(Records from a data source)
## BEGIN

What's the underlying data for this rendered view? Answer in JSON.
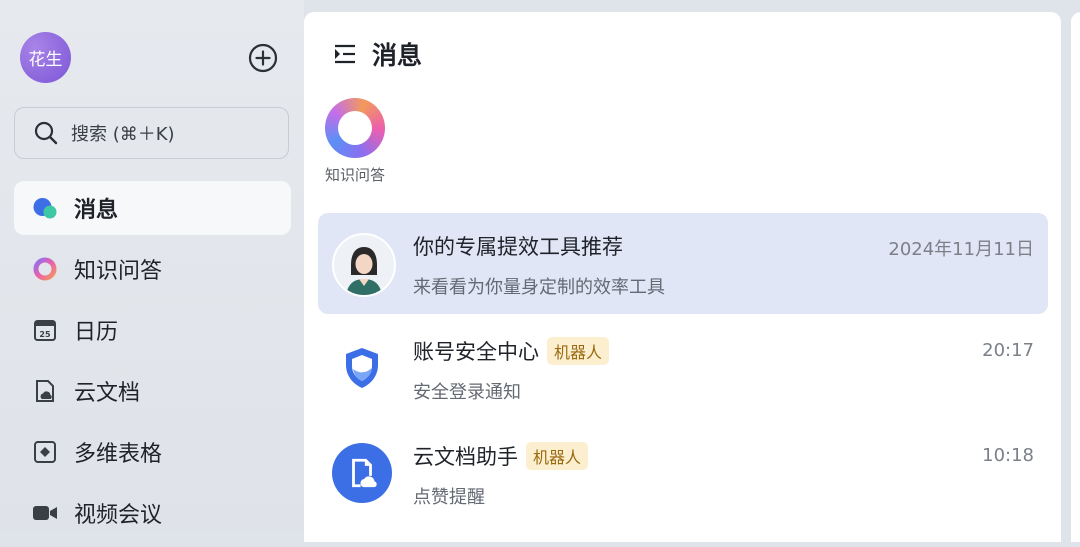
{
  "user": {
    "avatar_text": "花生"
  },
  "search": {
    "placeholder": "搜索 (⌘＋K)"
  },
  "sidebar": {
    "items": [
      {
        "label": "消息",
        "icon": "chat-bubble-icon",
        "active": true
      },
      {
        "label": "知识问答",
        "icon": "knowledge-ring-icon"
      },
      {
        "label": "日历",
        "icon": "calendar-icon"
      },
      {
        "label": "云文档",
        "icon": "cloud-doc-icon"
      },
      {
        "label": "多维表格",
        "icon": "base-table-icon"
      },
      {
        "label": "视频会议",
        "icon": "video-camera-icon"
      }
    ]
  },
  "main": {
    "title": "消息",
    "pinned": {
      "label": "知识问答"
    },
    "messages": [
      {
        "name": "你的专属提效工具推荐",
        "preview": "来看看为你量身定制的效率工具",
        "time": "2024年11月11日",
        "badge": ""
      },
      {
        "name": "账号安全中心",
        "preview": "安全登录通知",
        "time": "20:17",
        "badge": "机器人"
      },
      {
        "name": "云文档助手",
        "preview": "点赞提醒",
        "time": "10:18",
        "badge": "机器人"
      }
    ]
  },
  "colors": {
    "accent": "#3c6ee6",
    "selected_row": "#e0e6f5",
    "badge_bg": "#fcefd0",
    "badge_text": "#9a6a10"
  }
}
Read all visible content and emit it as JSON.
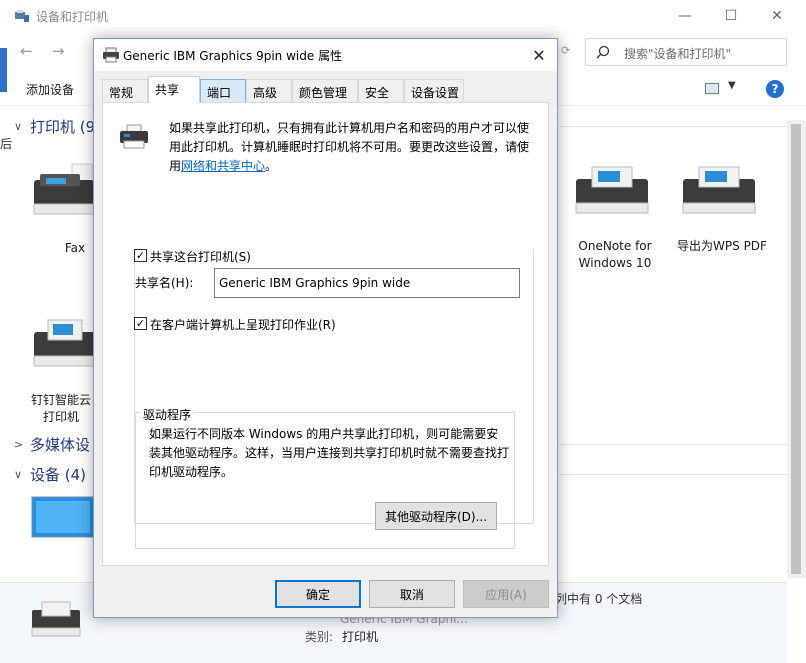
{
  "explorer": {
    "title": "设备和打印机",
    "search_placeholder": "搜索\"设备和打印机\"",
    "toolbar": {
      "add_device": "添加设备"
    },
    "left_fragment": "后",
    "groups": {
      "printers": "打印机 (9",
      "multimedia": "多媒体设",
      "devices": "设备 (4)"
    },
    "devices": {
      "fax": "Fax",
      "onenote": "OneNote for Windows 10",
      "wps": "导出为WPS PDF",
      "dingtalk": "钉钉智能云打印机"
    },
    "details": {
      "queue_text": "列中有 0 个文档",
      "model_fade": "Generic IBM Graphi...",
      "category_label": "类别:",
      "category_value": "打印机"
    },
    "icons": [
      "printer-icon",
      "search-icon",
      "help-icon",
      "monitor-icon",
      "fax-icon"
    ]
  },
  "dialog": {
    "title": "Generic IBM Graphics 9pin wide 属性",
    "tabs": [
      "常规",
      "共享",
      "端口",
      "高级",
      "颜色管理",
      "安全",
      "设备设置"
    ],
    "active_tab": "共享",
    "info_text": "如果共享此打印机，只有拥有此计算机用户名和密码的用户才可以使用此打印机。计算机睡眠时打印机将不可用。要更改这些设置，请使用",
    "info_link": "网络和共享中心",
    "info_end": "。",
    "share_checkbox_label": "共享这台打印机(S)",
    "share_checked": true,
    "share_name_label": "共享名(H):",
    "share_name_value": "Generic IBM Graphics 9pin wide",
    "render_jobs_label": "在客户端计算机上呈现打印作业(R)",
    "render_jobs_checked": true,
    "driver_group_label": "驱动程序",
    "driver_text": "如果运行不同版本 Windows 的用户共享此打印机，则可能需要安装其他驱动程序。这样，当用户连接到共享打印机时就不需要查找打印机驱动程序。",
    "driver_button": "其他驱动程序(D)...",
    "buttons": {
      "ok": "确定",
      "cancel": "取消",
      "apply": "应用(A)"
    }
  }
}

## END

◆ To be done:
Exclude the images and reproduce the remaining data exactly.

◆ The output:
What's the underlying data for this rendered view? Answer in JSON.
{
  "user": {
    "avatar_text": "花生"
  },
  "search": {
    "placeholder": "搜索 (⌘＋K)"
  },
  "sidebar": {
    "items": [
      {
        "label": "消息",
        "icon": "chat-bubble-icon",
        "active": true
      },
      {
        "label": "知识问答",
        "icon": "knowledge-ring-icon"
      },
      {
        "label": "日历",
        "icon": "calendar-icon"
      },
      {
        "label": "云文档",
        "icon": "cloud-doc-icon"
      },
      {
        "label": "多维表格",
        "icon": "base-table-icon"
      },
      {
        "label": "视频会议",
        "icon": "video-camera-icon"
      }
    ]
  },
  "main": {
    "title": "消息",
    "pinned": {
      "label": "知识问答"
    },
    "messages": [
      {
        "name": "你的专属提效工具推荐",
        "preview": "来看看为你量身定制的效率工具",
        "time": "2024年11月11日",
        "badge": ""
      },
      {
        "name": "账号安全中心",
        "preview": "安全登录通知",
        "time": "20:17",
        "badge": "机器人"
      },
      {
        "name": "云文档助手",
        "preview": "点赞提醒",
        "time": "10:18",
        "badge": "机器人"
      }
    ]
  },
  "colors": {
    "accent": "#3c6ee6",
    "selected_row": "#e0e6f5",
    "badge_bg": "#fcefd0",
    "badge_text": "#9a6a10"
  }
}
Read all visible content and emit it as JSON.
{
  "explorer": {
    "title": "设备和打印机",
    "search_placeholder": "搜索\"设备和打印机\"",
    "toolbar": {
      "add_device": "添加设备"
    },
    "left_fragment": "后",
    "groups": {
      "printers": "打印机 (9",
      "multimedia": "多媒体设",
      "devices": "设备 (4)"
    },
    "devices": {
      "fax": "Fax",
      "onenote": "OneNote for Windows 10",
      "wps": "导出为WPS PDF",
      "dingtalk": "钉钉智能云打印机"
    },
    "details": {
      "queue_text": "列中有 0 个文档",
      "model_fade": "Generic IBM Graphi...",
      "category_label": "类别:",
      "category_value": "打印机"
    },
    "icons": [
      "printer-icon",
      "search-icon",
      "help-icon",
      "monitor-icon",
      "fax-icon"
    ]
  },
  "dialog": {
    "title": "Generic IBM Graphics 9pin wide 属性",
    "tabs": [
      "常规",
      "共享",
      "端口",
      "高级",
      "颜色管理",
      "安全",
      "设备设置"
    ],
    "active_tab": "共享",
    "info_text": "如果共享此打印机，只有拥有此计算机用户名和密码的用户才可以使用此打印机。计算机睡眠时打印机将不可用。要更改这些设置，请使用",
    "info_link": "网络和共享中心",
    "info_end": "。",
    "share_checkbox_label": "共享这台打印机(S)",
    "share_checked": true,
    "share_name_label": "共享名(H):",
    "share_name_value": "Generic IBM Graphics 9pin wide",
    "render_jobs_label": "在客户端计算机上呈现打印作业(R)",
    "render_jobs_checked": true,
    "driver_group_label": "驱动程序",
    "driver_text": "如果运行不同版本 Windows 的用户共享此打印机，则可能需要安装其他驱动程序。这样，当用户连接到共享打印机时就不需要查找打印机驱动程序。",
    "driver_button": "其他驱动程序(D)...",
    "buttons": {
      "ok": "确定",
      "cancel": "取消",
      "apply": "应用(A)"
    }
  }
}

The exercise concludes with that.